**WHAT YOU ARE ASKED TO DO**
Of all the lines in this data, how many include "image"? Respond with the number only.

**THE RECORDS**
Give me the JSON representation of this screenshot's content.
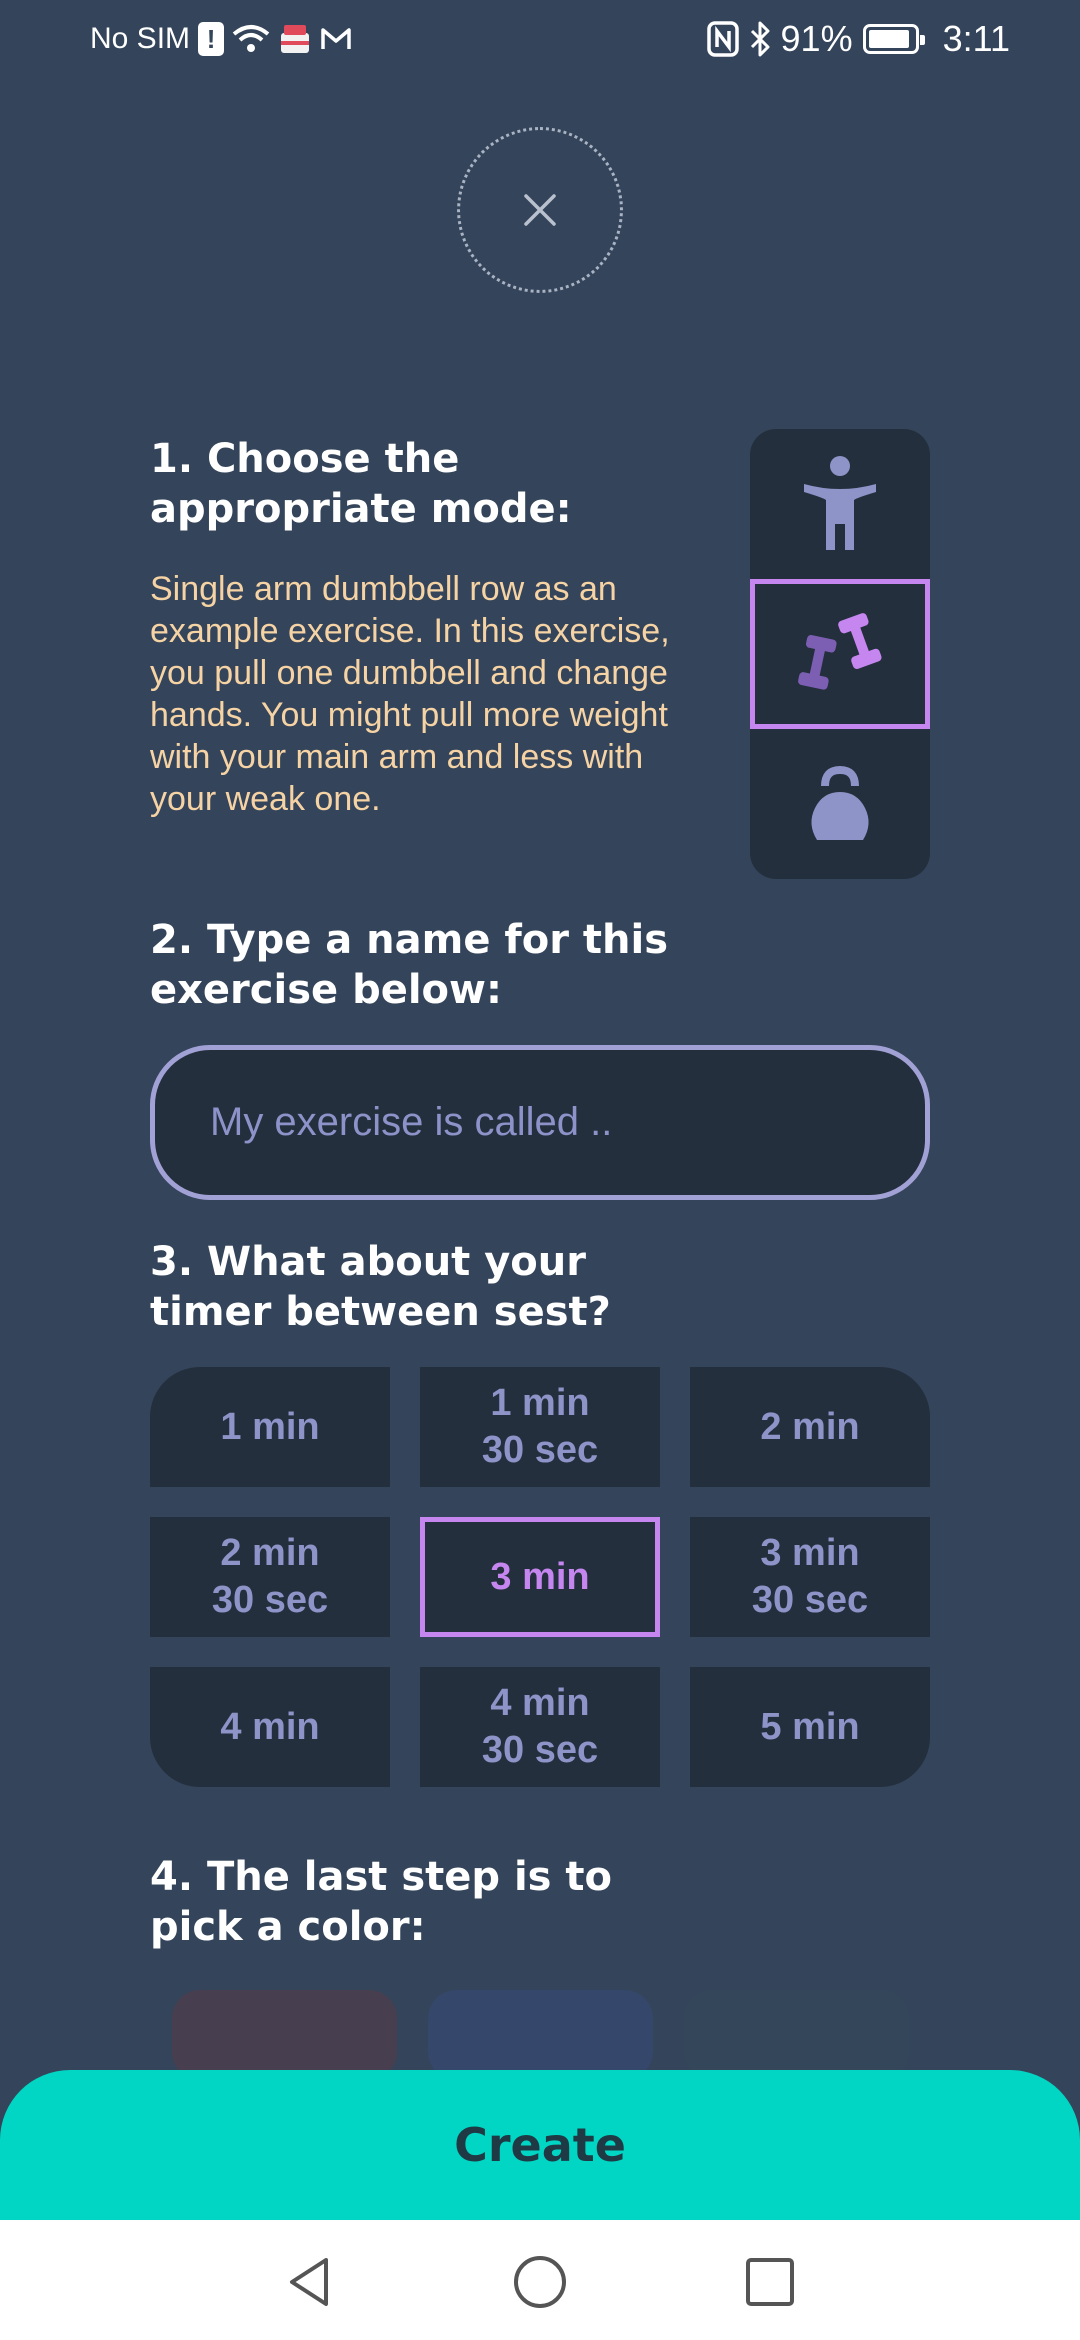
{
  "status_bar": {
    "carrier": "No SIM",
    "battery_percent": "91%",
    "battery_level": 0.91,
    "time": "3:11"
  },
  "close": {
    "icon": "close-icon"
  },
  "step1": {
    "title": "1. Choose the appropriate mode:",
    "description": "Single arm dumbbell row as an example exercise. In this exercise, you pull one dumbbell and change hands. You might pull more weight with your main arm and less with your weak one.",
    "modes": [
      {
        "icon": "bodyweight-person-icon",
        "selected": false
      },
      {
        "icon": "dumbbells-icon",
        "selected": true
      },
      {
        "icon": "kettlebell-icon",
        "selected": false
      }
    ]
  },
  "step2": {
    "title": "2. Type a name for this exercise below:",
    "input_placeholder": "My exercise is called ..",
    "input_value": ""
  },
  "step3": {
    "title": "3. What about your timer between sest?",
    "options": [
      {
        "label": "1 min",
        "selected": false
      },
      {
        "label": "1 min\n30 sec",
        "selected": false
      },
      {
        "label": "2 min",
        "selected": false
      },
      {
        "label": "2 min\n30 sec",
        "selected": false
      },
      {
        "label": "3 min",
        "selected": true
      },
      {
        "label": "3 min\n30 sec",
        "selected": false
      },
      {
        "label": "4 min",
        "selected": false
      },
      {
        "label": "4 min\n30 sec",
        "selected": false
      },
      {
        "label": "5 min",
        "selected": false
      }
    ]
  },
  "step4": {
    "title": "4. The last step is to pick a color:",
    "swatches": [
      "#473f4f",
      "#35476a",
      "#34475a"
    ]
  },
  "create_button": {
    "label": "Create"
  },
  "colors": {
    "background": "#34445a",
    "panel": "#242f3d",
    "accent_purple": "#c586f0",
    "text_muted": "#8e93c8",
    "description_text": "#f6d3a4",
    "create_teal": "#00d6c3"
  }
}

==

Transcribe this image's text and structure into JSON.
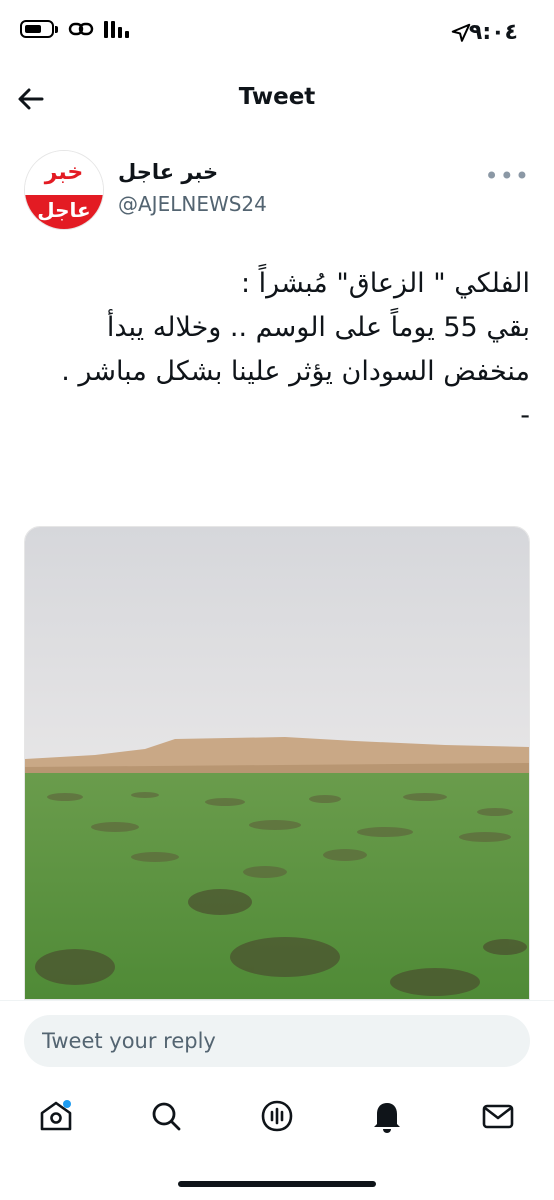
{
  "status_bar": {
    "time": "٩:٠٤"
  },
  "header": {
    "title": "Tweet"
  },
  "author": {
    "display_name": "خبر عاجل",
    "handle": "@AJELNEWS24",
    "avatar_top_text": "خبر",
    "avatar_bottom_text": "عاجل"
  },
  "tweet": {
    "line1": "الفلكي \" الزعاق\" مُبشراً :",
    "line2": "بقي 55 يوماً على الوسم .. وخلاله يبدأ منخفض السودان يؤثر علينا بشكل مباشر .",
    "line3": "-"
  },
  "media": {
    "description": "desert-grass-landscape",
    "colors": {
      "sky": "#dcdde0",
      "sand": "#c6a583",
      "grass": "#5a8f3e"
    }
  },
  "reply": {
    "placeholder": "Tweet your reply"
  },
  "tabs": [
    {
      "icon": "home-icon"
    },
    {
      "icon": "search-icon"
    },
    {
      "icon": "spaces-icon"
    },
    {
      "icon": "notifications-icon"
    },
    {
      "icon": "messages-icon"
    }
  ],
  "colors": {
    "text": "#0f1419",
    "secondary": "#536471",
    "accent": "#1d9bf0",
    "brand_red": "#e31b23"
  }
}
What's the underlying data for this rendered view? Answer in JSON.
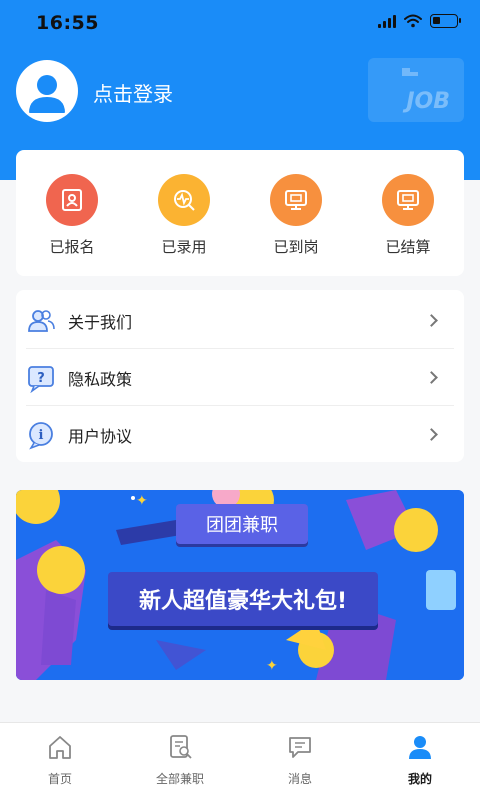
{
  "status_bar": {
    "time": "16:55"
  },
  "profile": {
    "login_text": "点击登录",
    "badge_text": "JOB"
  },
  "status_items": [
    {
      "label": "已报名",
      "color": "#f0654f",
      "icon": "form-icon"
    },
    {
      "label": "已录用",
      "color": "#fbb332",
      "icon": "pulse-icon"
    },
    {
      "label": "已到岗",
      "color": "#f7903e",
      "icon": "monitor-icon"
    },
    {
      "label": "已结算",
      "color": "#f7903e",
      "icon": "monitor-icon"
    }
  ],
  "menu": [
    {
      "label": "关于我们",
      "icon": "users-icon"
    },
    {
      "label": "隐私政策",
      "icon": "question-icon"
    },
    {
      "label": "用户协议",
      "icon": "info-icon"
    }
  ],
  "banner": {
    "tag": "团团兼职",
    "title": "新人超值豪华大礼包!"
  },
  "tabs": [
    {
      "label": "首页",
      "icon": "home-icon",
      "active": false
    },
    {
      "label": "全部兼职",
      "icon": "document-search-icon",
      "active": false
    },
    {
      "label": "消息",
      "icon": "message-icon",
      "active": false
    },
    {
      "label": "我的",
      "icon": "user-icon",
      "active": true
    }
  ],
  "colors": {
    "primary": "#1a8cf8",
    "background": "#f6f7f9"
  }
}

---

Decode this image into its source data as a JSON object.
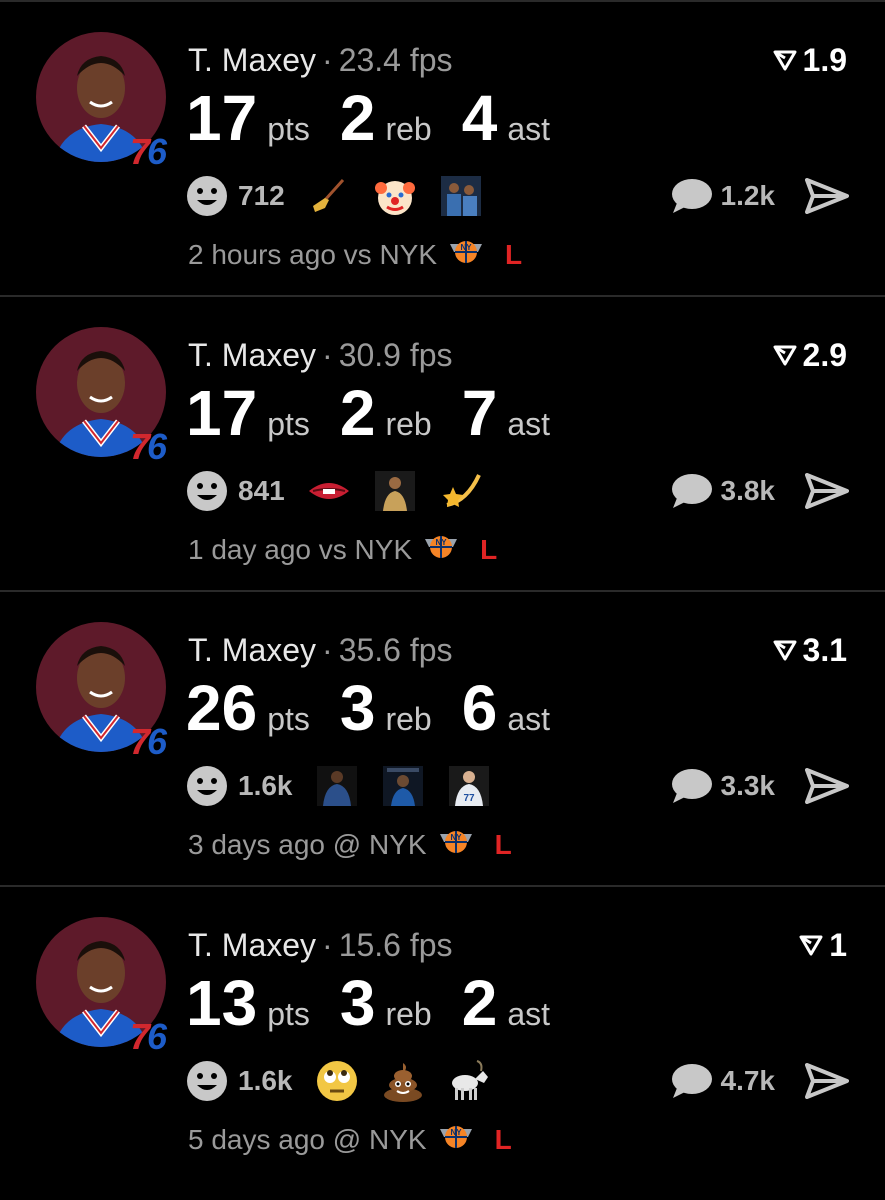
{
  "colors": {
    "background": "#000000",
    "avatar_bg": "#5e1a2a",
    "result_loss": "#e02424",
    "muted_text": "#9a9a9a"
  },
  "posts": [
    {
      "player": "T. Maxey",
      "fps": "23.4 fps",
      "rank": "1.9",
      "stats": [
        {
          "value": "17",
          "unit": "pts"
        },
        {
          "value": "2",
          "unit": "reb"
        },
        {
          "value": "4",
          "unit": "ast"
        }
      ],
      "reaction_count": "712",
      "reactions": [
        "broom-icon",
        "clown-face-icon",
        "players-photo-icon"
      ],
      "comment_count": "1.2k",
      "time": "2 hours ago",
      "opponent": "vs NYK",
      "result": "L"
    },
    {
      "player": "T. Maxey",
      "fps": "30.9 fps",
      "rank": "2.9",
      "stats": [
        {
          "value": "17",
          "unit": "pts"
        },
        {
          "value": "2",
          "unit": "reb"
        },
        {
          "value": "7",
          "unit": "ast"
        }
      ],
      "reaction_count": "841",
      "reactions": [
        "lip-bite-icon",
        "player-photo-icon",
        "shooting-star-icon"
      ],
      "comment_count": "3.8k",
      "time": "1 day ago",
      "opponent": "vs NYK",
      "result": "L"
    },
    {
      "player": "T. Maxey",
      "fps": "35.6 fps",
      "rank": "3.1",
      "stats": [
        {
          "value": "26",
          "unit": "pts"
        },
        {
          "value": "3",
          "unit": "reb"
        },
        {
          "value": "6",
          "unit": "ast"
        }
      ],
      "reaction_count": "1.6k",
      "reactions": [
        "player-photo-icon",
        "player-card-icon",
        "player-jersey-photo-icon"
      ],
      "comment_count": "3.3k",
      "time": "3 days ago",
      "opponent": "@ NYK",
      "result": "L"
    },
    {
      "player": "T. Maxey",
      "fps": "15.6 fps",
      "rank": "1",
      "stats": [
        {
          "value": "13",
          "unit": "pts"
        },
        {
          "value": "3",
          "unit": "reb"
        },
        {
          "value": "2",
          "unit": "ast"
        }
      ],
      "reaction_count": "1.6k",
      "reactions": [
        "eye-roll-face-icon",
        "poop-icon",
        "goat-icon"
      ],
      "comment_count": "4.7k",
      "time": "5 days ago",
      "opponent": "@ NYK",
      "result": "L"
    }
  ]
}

**FULL OUTPUT**
2